→ **EXERCISE OBJECTIVE**
Collect every line that includes the string "Malgré".

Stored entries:

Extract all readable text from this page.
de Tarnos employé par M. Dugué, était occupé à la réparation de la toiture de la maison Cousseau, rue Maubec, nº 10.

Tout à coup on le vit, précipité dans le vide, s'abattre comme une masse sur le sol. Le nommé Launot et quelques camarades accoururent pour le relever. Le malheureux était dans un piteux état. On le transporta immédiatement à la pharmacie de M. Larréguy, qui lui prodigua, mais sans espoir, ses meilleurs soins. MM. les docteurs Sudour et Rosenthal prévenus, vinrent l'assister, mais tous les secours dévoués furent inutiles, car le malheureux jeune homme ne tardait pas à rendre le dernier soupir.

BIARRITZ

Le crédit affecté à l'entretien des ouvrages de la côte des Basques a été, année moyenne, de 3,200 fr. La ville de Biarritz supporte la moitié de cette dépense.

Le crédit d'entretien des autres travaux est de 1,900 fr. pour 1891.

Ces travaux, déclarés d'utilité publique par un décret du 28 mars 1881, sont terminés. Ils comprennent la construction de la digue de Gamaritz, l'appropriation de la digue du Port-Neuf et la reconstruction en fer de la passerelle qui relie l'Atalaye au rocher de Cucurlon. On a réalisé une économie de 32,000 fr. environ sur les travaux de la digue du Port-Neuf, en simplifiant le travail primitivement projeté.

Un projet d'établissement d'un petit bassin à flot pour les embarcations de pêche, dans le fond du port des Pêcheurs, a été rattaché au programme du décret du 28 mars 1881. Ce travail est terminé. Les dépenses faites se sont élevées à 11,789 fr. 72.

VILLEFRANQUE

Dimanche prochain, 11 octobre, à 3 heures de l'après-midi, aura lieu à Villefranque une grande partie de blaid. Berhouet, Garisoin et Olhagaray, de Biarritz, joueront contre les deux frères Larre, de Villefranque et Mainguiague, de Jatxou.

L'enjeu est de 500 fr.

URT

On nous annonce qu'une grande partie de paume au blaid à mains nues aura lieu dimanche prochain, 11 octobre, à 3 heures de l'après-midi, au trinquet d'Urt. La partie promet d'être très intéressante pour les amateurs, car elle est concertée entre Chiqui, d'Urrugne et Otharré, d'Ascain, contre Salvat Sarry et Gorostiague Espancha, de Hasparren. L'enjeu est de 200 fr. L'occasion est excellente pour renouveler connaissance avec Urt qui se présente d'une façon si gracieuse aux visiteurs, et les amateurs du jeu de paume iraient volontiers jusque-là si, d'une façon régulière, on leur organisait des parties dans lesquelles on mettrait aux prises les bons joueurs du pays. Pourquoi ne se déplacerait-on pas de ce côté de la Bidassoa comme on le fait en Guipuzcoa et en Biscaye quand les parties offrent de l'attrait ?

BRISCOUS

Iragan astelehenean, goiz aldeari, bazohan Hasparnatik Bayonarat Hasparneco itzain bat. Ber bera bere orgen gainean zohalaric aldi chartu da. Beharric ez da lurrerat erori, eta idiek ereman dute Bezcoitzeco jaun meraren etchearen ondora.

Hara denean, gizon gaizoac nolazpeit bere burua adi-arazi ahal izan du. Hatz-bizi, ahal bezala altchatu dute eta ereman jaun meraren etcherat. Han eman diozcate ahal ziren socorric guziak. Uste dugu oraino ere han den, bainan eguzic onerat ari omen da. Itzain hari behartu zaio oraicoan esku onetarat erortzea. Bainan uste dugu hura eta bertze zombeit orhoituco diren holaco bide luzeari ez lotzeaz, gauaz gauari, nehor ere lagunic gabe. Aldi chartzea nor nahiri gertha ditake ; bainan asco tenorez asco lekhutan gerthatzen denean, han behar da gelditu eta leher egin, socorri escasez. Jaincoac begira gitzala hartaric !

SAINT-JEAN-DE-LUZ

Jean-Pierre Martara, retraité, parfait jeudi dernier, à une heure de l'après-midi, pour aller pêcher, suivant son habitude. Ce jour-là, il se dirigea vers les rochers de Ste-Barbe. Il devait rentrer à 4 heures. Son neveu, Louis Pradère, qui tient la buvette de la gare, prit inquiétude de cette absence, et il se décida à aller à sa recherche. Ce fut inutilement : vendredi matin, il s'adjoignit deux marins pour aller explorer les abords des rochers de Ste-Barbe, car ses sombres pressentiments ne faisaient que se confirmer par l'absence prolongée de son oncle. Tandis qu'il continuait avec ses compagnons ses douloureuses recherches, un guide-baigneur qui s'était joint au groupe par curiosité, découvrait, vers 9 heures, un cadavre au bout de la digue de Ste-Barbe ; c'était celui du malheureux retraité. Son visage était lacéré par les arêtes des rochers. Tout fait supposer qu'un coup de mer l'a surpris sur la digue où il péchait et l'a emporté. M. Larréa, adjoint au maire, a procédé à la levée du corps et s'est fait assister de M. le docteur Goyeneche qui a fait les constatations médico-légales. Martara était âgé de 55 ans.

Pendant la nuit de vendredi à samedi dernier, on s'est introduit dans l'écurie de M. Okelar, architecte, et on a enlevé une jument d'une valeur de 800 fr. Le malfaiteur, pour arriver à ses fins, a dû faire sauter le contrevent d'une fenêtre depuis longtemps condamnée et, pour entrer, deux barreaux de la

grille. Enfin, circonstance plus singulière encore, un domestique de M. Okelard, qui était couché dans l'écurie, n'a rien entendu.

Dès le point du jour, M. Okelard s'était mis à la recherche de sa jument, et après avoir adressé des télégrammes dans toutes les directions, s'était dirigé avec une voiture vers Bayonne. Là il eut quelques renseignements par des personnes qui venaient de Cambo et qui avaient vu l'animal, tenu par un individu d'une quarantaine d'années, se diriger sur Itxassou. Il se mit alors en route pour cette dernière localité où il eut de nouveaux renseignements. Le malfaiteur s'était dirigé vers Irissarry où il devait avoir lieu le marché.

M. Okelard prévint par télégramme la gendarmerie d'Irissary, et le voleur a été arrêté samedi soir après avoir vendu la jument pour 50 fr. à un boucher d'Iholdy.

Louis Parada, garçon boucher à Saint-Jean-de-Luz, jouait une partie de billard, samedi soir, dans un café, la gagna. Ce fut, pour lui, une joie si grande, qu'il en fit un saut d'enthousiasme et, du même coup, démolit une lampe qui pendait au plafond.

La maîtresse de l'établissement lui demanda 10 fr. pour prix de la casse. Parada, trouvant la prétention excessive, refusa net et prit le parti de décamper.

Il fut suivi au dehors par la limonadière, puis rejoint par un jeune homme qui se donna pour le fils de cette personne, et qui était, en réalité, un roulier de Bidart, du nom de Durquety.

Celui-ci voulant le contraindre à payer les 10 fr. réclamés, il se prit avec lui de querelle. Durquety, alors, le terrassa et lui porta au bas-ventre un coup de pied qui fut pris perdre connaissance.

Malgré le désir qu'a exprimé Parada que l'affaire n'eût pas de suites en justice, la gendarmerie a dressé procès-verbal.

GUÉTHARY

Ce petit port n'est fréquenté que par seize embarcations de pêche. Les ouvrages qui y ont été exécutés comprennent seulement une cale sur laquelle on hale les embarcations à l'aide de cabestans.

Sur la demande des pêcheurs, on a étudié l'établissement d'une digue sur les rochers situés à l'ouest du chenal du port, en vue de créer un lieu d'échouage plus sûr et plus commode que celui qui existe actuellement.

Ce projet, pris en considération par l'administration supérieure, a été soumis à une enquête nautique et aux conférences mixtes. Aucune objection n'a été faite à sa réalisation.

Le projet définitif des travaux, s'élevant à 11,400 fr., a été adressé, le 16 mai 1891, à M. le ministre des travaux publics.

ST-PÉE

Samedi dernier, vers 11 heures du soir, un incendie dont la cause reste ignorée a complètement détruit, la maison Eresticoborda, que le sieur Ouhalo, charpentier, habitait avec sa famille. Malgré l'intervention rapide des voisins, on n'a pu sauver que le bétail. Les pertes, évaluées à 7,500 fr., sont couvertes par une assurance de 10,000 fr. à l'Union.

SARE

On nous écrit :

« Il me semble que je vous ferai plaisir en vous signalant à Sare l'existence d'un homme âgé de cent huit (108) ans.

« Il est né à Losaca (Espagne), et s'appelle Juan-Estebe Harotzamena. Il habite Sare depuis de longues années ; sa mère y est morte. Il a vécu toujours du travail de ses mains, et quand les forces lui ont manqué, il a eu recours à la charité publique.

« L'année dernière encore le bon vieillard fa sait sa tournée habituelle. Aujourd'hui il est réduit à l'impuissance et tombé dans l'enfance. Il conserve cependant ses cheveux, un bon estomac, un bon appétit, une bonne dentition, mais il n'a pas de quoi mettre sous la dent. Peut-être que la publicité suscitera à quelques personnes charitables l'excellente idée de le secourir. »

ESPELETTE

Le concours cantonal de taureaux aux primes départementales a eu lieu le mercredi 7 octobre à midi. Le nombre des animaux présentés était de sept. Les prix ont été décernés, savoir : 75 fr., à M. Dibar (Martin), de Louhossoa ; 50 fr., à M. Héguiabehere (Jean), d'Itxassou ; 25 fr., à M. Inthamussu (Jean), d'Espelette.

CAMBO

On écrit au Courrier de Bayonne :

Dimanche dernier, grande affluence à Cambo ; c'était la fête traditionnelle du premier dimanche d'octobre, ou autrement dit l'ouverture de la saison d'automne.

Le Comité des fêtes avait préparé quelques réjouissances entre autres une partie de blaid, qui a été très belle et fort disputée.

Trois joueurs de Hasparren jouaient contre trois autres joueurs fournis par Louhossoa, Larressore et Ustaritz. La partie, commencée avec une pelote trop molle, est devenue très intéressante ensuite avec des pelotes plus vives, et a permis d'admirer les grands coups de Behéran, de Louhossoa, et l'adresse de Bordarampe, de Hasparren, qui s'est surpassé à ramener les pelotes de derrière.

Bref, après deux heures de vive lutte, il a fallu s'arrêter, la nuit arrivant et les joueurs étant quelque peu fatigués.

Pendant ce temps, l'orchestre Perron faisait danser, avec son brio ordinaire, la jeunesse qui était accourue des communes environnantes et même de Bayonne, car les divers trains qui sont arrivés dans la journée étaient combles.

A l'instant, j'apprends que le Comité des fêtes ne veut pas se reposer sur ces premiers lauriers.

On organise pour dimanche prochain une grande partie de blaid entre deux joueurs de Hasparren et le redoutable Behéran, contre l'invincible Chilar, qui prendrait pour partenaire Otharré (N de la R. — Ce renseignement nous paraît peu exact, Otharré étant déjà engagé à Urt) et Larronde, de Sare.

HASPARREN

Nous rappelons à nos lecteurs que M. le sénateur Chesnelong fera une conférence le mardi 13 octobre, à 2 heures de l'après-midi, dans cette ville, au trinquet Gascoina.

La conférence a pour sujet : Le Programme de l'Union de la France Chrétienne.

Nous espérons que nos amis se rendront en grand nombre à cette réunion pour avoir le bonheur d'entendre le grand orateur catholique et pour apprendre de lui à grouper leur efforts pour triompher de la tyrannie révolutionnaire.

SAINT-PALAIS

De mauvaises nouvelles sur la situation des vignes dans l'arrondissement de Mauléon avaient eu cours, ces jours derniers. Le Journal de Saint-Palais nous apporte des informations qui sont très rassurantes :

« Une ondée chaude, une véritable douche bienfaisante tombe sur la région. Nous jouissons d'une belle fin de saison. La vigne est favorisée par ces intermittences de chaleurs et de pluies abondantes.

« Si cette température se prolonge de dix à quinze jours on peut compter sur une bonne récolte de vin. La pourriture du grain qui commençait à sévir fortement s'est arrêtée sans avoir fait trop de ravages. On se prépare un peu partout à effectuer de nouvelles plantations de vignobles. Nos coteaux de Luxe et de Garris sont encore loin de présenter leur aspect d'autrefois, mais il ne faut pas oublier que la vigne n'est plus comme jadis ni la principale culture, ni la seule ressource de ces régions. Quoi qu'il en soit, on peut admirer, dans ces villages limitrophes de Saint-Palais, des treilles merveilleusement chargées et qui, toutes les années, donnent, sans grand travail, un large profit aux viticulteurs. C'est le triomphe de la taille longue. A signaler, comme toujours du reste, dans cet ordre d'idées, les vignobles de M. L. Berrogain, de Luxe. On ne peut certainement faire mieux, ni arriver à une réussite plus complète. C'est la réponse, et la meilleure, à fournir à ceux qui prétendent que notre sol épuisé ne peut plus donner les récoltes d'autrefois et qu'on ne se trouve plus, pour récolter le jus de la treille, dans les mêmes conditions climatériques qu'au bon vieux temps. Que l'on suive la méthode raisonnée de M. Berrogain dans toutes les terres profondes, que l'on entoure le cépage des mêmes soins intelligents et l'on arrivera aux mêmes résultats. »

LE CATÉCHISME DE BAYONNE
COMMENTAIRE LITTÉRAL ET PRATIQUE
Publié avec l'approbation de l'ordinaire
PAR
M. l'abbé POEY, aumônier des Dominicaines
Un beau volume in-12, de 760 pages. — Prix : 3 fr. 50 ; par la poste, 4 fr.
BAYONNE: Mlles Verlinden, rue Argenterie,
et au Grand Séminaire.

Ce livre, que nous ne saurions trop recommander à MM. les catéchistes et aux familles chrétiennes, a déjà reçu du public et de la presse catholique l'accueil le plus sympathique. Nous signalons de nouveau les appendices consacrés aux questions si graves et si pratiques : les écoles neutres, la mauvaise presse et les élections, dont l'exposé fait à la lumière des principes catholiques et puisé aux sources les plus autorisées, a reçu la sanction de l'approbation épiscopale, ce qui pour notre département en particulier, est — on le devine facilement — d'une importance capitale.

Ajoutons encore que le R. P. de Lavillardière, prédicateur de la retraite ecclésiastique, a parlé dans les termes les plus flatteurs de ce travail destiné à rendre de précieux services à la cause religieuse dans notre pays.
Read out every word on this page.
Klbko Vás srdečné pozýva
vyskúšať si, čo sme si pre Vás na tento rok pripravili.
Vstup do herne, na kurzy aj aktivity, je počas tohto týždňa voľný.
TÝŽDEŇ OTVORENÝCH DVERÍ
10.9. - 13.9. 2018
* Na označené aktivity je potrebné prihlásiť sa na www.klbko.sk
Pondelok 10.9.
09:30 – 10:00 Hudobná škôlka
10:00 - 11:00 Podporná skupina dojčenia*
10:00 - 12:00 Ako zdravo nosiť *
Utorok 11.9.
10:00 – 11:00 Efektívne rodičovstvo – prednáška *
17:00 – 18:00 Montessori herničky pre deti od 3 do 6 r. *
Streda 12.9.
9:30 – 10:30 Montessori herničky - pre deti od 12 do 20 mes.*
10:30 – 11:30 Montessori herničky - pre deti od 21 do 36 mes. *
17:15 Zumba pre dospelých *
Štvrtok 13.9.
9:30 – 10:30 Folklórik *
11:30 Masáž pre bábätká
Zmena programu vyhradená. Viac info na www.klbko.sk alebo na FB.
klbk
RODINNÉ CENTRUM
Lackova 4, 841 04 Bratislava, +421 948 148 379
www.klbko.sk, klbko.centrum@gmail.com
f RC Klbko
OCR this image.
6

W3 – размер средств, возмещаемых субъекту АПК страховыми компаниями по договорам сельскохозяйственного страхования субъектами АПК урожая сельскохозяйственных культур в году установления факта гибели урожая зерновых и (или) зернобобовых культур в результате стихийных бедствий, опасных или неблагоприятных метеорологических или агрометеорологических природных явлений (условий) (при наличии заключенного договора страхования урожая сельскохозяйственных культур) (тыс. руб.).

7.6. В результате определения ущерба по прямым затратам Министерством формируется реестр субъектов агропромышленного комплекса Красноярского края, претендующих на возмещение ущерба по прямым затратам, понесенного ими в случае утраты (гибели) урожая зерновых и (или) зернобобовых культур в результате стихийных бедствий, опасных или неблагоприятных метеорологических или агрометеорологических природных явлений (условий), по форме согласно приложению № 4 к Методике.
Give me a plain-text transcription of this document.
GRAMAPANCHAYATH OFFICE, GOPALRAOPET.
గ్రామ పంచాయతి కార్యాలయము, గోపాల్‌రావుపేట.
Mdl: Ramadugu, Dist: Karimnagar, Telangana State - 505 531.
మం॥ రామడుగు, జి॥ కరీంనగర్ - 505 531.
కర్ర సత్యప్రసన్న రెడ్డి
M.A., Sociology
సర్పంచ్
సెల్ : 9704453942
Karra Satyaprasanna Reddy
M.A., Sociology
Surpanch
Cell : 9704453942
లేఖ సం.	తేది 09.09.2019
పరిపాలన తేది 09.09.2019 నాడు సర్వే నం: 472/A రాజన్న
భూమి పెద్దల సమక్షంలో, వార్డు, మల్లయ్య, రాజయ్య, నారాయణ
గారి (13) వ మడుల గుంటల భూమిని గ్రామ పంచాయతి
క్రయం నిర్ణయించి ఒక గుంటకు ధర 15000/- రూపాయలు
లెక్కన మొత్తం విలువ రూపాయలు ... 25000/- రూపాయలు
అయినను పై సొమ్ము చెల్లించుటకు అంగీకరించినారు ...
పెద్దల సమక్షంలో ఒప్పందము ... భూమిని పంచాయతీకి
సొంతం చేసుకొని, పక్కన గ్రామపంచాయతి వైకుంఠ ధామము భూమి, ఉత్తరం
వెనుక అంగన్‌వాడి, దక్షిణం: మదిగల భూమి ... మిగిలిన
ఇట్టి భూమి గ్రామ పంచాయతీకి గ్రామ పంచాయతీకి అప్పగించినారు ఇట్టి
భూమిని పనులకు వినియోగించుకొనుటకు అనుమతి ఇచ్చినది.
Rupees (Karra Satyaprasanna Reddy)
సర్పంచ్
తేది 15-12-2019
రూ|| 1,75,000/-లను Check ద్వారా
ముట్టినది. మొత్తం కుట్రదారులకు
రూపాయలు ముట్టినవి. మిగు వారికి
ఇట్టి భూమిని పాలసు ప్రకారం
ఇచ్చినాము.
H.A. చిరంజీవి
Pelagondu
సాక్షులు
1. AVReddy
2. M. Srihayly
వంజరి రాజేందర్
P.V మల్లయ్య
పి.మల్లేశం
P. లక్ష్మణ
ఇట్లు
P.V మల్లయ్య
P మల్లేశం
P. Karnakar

→ **RESULT OF THE EXERCISE**
Malgré le désir qu'a exprimé Parada que l'affaire n'eût pas de suites en justice, la gendarmerie a dressé procès-verbal.
Samedi dernier, vers 11 heures du soir, un incendie dont la cause reste ignorée a complètement détruit, la maison Eresticoborda, que le sieur Ouhalo, charpentier, habitait avec sa famille. Malgré l'intervention rapide des voisins, on n'a pu sauver que le bétail. Les pertes, évaluées à 7,500 fr., sont couvertes par une assurance de 10,000 fr. à l'Union.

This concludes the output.